Quote the whole listing word for word. Do not include the pictures.

## Begin

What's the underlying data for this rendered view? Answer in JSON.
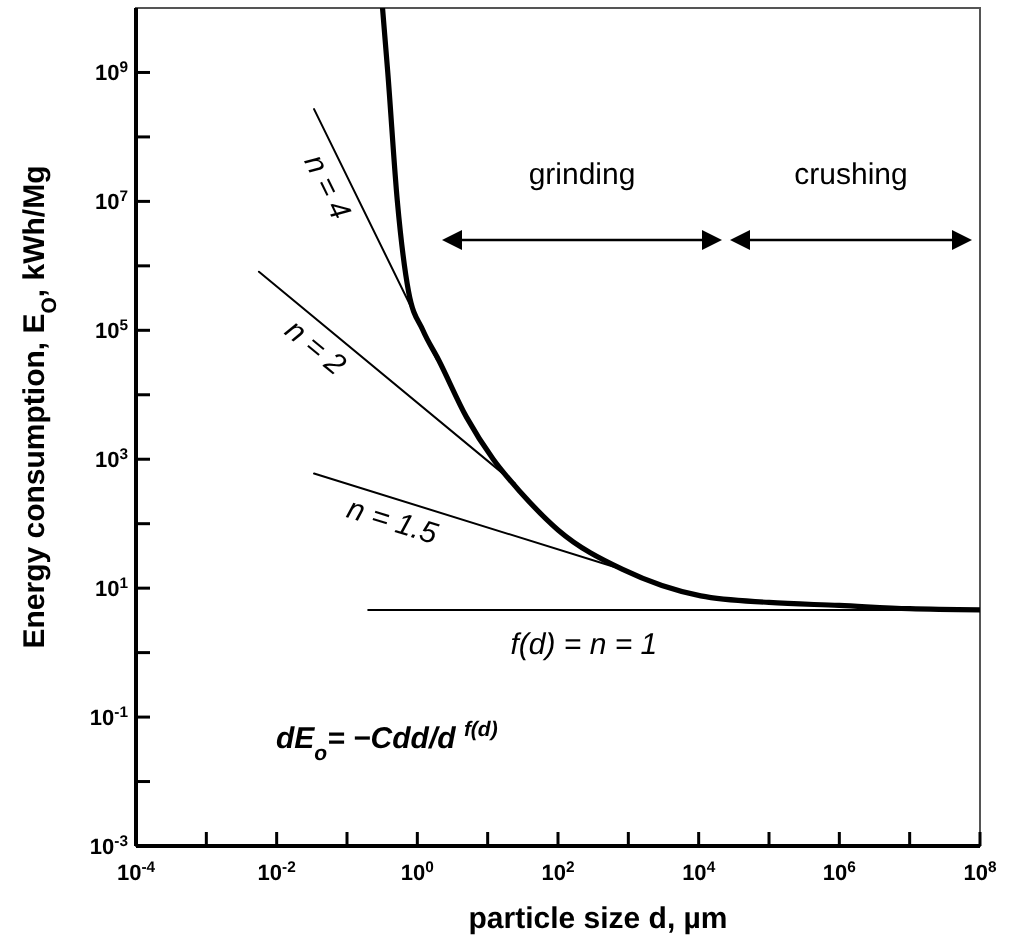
{
  "chart_data": {
    "type": "line",
    "log": "xy",
    "grid": false,
    "line_style": "solid",
    "xlabel": "particle size  d, µm",
    "ylabel": "Energy consumption, E$_{O}$, kWh/Mg",
    "xlim": [
      0.0001,
      100000000
    ],
    "ylim": [
      0.001,
      10000000000
    ],
    "xticks": [
      {
        "value": 0.0001,
        "label": "10$^{-4}$"
      },
      {
        "value": 0.001,
        "label": null
      },
      {
        "value": 0.01,
        "label": "10$^{-2}$"
      },
      {
        "value": 0.1,
        "label": null
      },
      {
        "value": 1,
        "label": "10$^{0}$"
      },
      {
        "value": 10,
        "label": null
      },
      {
        "value": 100,
        "label": "10$^{2}$"
      },
      {
        "value": 1000,
        "label": null
      },
      {
        "value": 10000,
        "label": "10$^{4}$"
      },
      {
        "value": 100000,
        "label": null
      },
      {
        "value": 1000000,
        "label": "10$^{6}$"
      },
      {
        "value": 10000000,
        "label": null
      },
      {
        "value": 100000000,
        "label": "10$^{8}$"
      }
    ],
    "yticks": [
      {
        "value": 0.001,
        "label": "10$^{-3}$"
      },
      {
        "value": 0.01,
        "label": null
      },
      {
        "value": 0.1,
        "label": "10$^{-1}$"
      },
      {
        "value": 1,
        "label": null
      },
      {
        "value": 10,
        "label": "10$^{1}$"
      },
      {
        "value": 100,
        "label": null
      },
      {
        "value": 1000,
        "label": "10$^{3}$"
      },
      {
        "value": 10000,
        "label": null
      },
      {
        "value": 100000,
        "label": "10$^{5}$"
      },
      {
        "value": 1000000,
        "label": null
      },
      {
        "value": 10000000,
        "label": "10$^{7}$"
      },
      {
        "value": 100000000,
        "label": null
      },
      {
        "value": 1000000000,
        "label": "10$^{9}$"
      }
    ],
    "series": [
      {
        "color": "#000000",
        "x": [
          0.32,
          0.38,
          0.52,
          0.75,
          1.2,
          2,
          5,
          12,
          30,
          100,
          830,
          3000,
          10700,
          100000,
          1000000,
          10000000,
          100000000
        ],
        "values": [
          10000000000,
          1000000000,
          10000000,
          400000,
          100000,
          35000,
          4500,
          1000,
          300,
          80,
          19.5,
          11,
          7.6,
          6,
          5.4,
          4.8,
          4.6
        ]
      },
      {
        "name": "n = 4",
        "color": "#000000",
        "x": [
          0.034,
          1.9
        ],
        "values": [
          270000000,
          35000
        ]
      },
      {
        "name": "n = 2",
        "color": "#000000",
        "x": [
          0.0056,
          24.5
        ],
        "values": [
          810000,
          420
        ]
      },
      {
        "name": "n = 1.5",
        "color": "#000000",
        "x": [
          0.034,
          830
        ],
        "values": [
          600,
          19.5
        ]
      },
      {
        "name": "f(d) = n = 1",
        "color": "#000000",
        "x": [
          0.2,
          100000000
        ],
        "values": [
          4.6,
          4.6
        ]
      }
    ],
    "annotations": [
      "grinding",
      "crushing",
      "dE$_{o}$= −Cdd/d $^{f(d)}$"
    ]
  }
}
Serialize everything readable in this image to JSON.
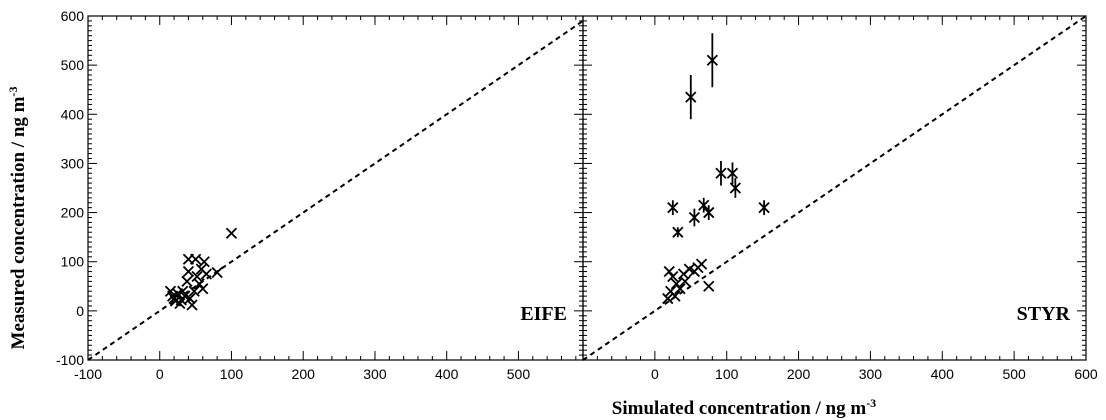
{
  "chart_data": [
    {
      "type": "scatter",
      "panel_label": "EIFE",
      "xlim": [
        -100,
        590
      ],
      "ylim": [
        -100,
        600
      ],
      "x_ticks": [
        "-100",
        "0",
        "100",
        "200",
        "300",
        "400",
        "500"
      ],
      "y_ticks": [
        "-100",
        "0",
        "100",
        "200",
        "300",
        "400",
        "500",
        "600"
      ],
      "reference_line": "1:1 dashed",
      "points": [
        {
          "x": 15,
          "y": 40
        },
        {
          "x": 18,
          "y": 30
        },
        {
          "x": 20,
          "y": 25
        },
        {
          "x": 22,
          "y": 20
        },
        {
          "x": 25,
          "y": 35
        },
        {
          "x": 28,
          "y": 15
        },
        {
          "x": 30,
          "y": 22
        },
        {
          "x": 32,
          "y": 40
        },
        {
          "x": 35,
          "y": 30
        },
        {
          "x": 38,
          "y": 60
        },
        {
          "x": 40,
          "y": 80
        },
        {
          "x": 40,
          "y": 105
        },
        {
          "x": 42,
          "y": 25
        },
        {
          "x": 45,
          "y": 12
        },
        {
          "x": 48,
          "y": 40
        },
        {
          "x": 50,
          "y": 105
        },
        {
          "x": 52,
          "y": 70
        },
        {
          "x": 55,
          "y": 55
        },
        {
          "x": 58,
          "y": 85
        },
        {
          "x": 60,
          "y": 45
        },
        {
          "x": 62,
          "y": 100
        },
        {
          "x": 65,
          "y": 75
        },
        {
          "x": 80,
          "y": 78
        },
        {
          "x": 100,
          "y": 158
        }
      ]
    },
    {
      "type": "scatter",
      "panel_label": "STYR",
      "xlim": [
        -100,
        600
      ],
      "ylim": [
        -100,
        600
      ],
      "x_ticks": [
        "0",
        "100",
        "200",
        "300",
        "400",
        "500",
        "600"
      ],
      "reference_line": "1:1 dashed",
      "points": [
        {
          "x": 18,
          "y": 25,
          "err": 0
        },
        {
          "x": 20,
          "y": 80,
          "err": 0
        },
        {
          "x": 22,
          "y": 40,
          "err": 0
        },
        {
          "x": 25,
          "y": 70,
          "err": 0
        },
        {
          "x": 25,
          "y": 210,
          "err": 15
        },
        {
          "x": 28,
          "y": 30,
          "err": 0
        },
        {
          "x": 30,
          "y": 55,
          "err": 0
        },
        {
          "x": 32,
          "y": 160,
          "err": 10
        },
        {
          "x": 35,
          "y": 45,
          "err": 0
        },
        {
          "x": 40,
          "y": 75,
          "err": 0
        },
        {
          "x": 42,
          "y": 60,
          "err": 0
        },
        {
          "x": 48,
          "y": 85,
          "err": 0
        },
        {
          "x": 50,
          "y": 435,
          "err": 45
        },
        {
          "x": 55,
          "y": 190,
          "err": 18
        },
        {
          "x": 55,
          "y": 80,
          "err": 0
        },
        {
          "x": 60,
          "y": 88,
          "err": 0
        },
        {
          "x": 65,
          "y": 95,
          "err": 0
        },
        {
          "x": 68,
          "y": 215,
          "err": 15
        },
        {
          "x": 75,
          "y": 200,
          "err": 15
        },
        {
          "x": 75,
          "y": 50,
          "err": 0
        },
        {
          "x": 80,
          "y": 510,
          "err": 55
        },
        {
          "x": 92,
          "y": 280,
          "err": 25
        },
        {
          "x": 108,
          "y": 280,
          "err": 22
        },
        {
          "x": 112,
          "y": 250,
          "err": 20
        },
        {
          "x": 152,
          "y": 210,
          "err": 15
        }
      ]
    }
  ],
  "xlabel": "Simulated concentration / ng m",
  "xlabel_sup": "-3",
  "ylabel": "Measured concentration / ng m",
  "ylabel_sup": "-3"
}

## End

▶ **SOLUTION TO THIS TASK**
What's the underlying data for this rendered view? Answer in JSON.
{
  "chart_data": {
    "type": "line",
    "log": "xy",
    "grid": false,
    "line_style": "solid",
    "xlabel": "particle size  d, µm",
    "ylabel": "Energy consumption, E$_{O}$, kWh/Mg",
    "xlim": [
      0.0001,
      100000000
    ],
    "ylim": [
      0.001,
      10000000000
    ],
    "xticks": [
      {
        "value": 0.0001,
        "label": "10$^{-4}$"
      },
      {
        "value": 0.001,
        "label": null
      },
      {
        "value": 0.01,
        "label": "10$^{-2}$"
      },
      {
        "value": 0.1,
        "label": null
      },
      {
        "value": 1,
        "label": "10$^{0}$"
      },
      {
        "value": 10,
        "label": null
      },
      {
        "value": 100,
        "label": "10$^{2}$"
      },
      {
        "value": 1000,
        "label": null
      },
      {
        "value": 10000,
        "label": "10$^{4}$"
      },
      {
        "value": 100000,
        "label": null
      },
      {
        "value": 1000000,
        "label": "10$^{6}$"
      },
      {
        "value": 10000000,
        "label": null
      },
      {
        "value": 100000000,
        "label": "10$^{8}$"
      }
    ],
    "yticks": [
      {
        "value": 0.001,
        "label": "10$^{-3}$"
      },
      {
        "value": 0.01,
        "label": null
      },
      {
        "value": 0.1,
        "label": "10$^{-1}$"
      },
      {
        "value": 1,
        "label": null
      },
      {
        "value": 10,
        "label": "10$^{1}$"
      },
      {
        "value": 100,
        "label": null
      },
      {
        "value": 1000,
        "label": "10$^{3}$"
      },
      {
        "value": 10000,
        "label": null
      },
      {
        "value": 100000,
        "label": "10$^{5}$"
      },
      {
        "value": 1000000,
        "label": null
      },
      {
        "value": 10000000,
        "label": "10$^{7}$"
      },
      {
        "value": 100000000,
        "label": null
      },
      {
        "value": 1000000000,
        "label": "10$^{9}$"
      }
    ],
    "series": [
      {
        "color": "#000000",
        "x": [
          0.32,
          0.38,
          0.52,
          0.75,
          1.2,
          2,
          5,
          12,
          30,
          100,
          830,
          3000,
          10700,
          100000,
          1000000,
          10000000,
          100000000
        ],
        "values": [
          10000000000,
          1000000000,
          10000000,
          400000,
          100000,
          35000,
          4500,
          1000,
          300,
          80,
          19.5,
          11,
          7.6,
          6,
          5.4,
          4.8,
          4.6
        ]
      },
      {
        "name": "n = 4",
        "color": "#000000",
        "x": [
          0.034,
          1.9
        ],
        "values": [
          270000000,
          35000
        ]
      },
      {
        "name": "n = 2",
        "color": "#000000",
        "x": [
          0.0056,
          24.5
        ],
        "values": [
          810000,
          420
        ]
      },
      {
        "name": "n = 1.5",
        "color": "#000000",
        "x": [
          0.034,
          830
        ],
        "values": [
          600,
          19.5
        ]
      },
      {
        "name": "f(d) = n = 1",
        "color": "#000000",
        "x": [
          0.2,
          100000000
        ],
        "values": [
          4.6,
          4.6
        ]
      }
    ],
    "annotations": [
      "grinding",
      "crushing",
      "dE$_{o}$= −Cdd/d $^{f(d)}$"
    ]
  }
}
Serialize everything readable in this image to JSON.
{
  "chart_data": [
    {
      "type": "scatter",
      "panel_label": "EIFE",
      "xlim": [
        -100,
        590
      ],
      "ylim": [
        -100,
        600
      ],
      "x_ticks": [
        "-100",
        "0",
        "100",
        "200",
        "300",
        "400",
        "500"
      ],
      "y_ticks": [
        "-100",
        "0",
        "100",
        "200",
        "300",
        "400",
        "500",
        "600"
      ],
      "reference_line": "1:1 dashed",
      "points": [
        {
          "x": 15,
          "y": 40
        },
        {
          "x": 18,
          "y": 30
        },
        {
          "x": 20,
          "y": 25
        },
        {
          "x": 22,
          "y": 20
        },
        {
          "x": 25,
          "y": 35
        },
        {
          "x": 28,
          "y": 15
        },
        {
          "x": 30,
          "y": 22
        },
        {
          "x": 32,
          "y": 40
        },
        {
          "x": 35,
          "y": 30
        },
        {
          "x": 38,
          "y": 60
        },
        {
          "x": 40,
          "y": 80
        },
        {
          "x": 40,
          "y": 105
        },
        {
          "x": 42,
          "y": 25
        },
        {
          "x": 45,
          "y": 12
        },
        {
          "x": 48,
          "y": 40
        },
        {
          "x": 50,
          "y": 105
        },
        {
          "x": 52,
          "y": 70
        },
        {
          "x": 55,
          "y": 55
        },
        {
          "x": 58,
          "y": 85
        },
        {
          "x": 60,
          "y": 45
        },
        {
          "x": 62,
          "y": 100
        },
        {
          "x": 65,
          "y": 75
        },
        {
          "x": 80,
          "y": 78
        },
        {
          "x": 100,
          "y": 158
        }
      ]
    },
    {
      "type": "scatter",
      "panel_label": "STYR",
      "xlim": [
        -100,
        600
      ],
      "ylim": [
        -100,
        600
      ],
      "x_ticks": [
        "0",
        "100",
        "200",
        "300",
        "400",
        "500",
        "600"
      ],
      "reference_line": "1:1 dashed",
      "points": [
        {
          "x": 18,
          "y": 25,
          "err": 0
        },
        {
          "x": 20,
          "y": 80,
          "err": 0
        },
        {
          "x": 22,
          "y": 40,
          "err": 0
        },
        {
          "x": 25,
          "y": 70,
          "err": 0
        },
        {
          "x": 25,
          "y": 210,
          "err": 15
        },
        {
          "x": 28,
          "y": 30,
          "err": 0
        },
        {
          "x": 30,
          "y": 55,
          "err": 0
        },
        {
          "x": 32,
          "y": 160,
          "err": 10
        },
        {
          "x": 35,
          "y": 45,
          "err": 0
        },
        {
          "x": 40,
          "y": 75,
          "err": 0
        },
        {
          "x": 42,
          "y": 60,
          "err": 0
        },
        {
          "x": 48,
          "y": 85,
          "err": 0
        },
        {
          "x": 50,
          "y": 435,
          "err": 45
        },
        {
          "x": 55,
          "y": 190,
          "err": 18
        },
        {
          "x": 55,
          "y": 80,
          "err": 0
        },
        {
          "x": 60,
          "y": 88,
          "err": 0
        },
        {
          "x": 65,
          "y": 95,
          "err": 0
        },
        {
          "x": 68,
          "y": 215,
          "err": 15
        },
        {
          "x": 75,
          "y": 200,
          "err": 15
        },
        {
          "x": 75,
          "y": 50,
          "err": 0
        },
        {
          "x": 80,
          "y": 510,
          "err": 55
        },
        {
          "x": 92,
          "y": 280,
          "err": 25
        },
        {
          "x": 108,
          "y": 280,
          "err": 22
        },
        {
          "x": 112,
          "y": 250,
          "err": 20
        },
        {
          "x": 152,
          "y": 210,
          "err": 15
        }
      ]
    }
  ],
  "xlabel": "Simulated concentration / ng m",
  "xlabel_sup": "-3",
  "ylabel": "Measured concentration / ng m",
  "ylabel_sup": "-3"
}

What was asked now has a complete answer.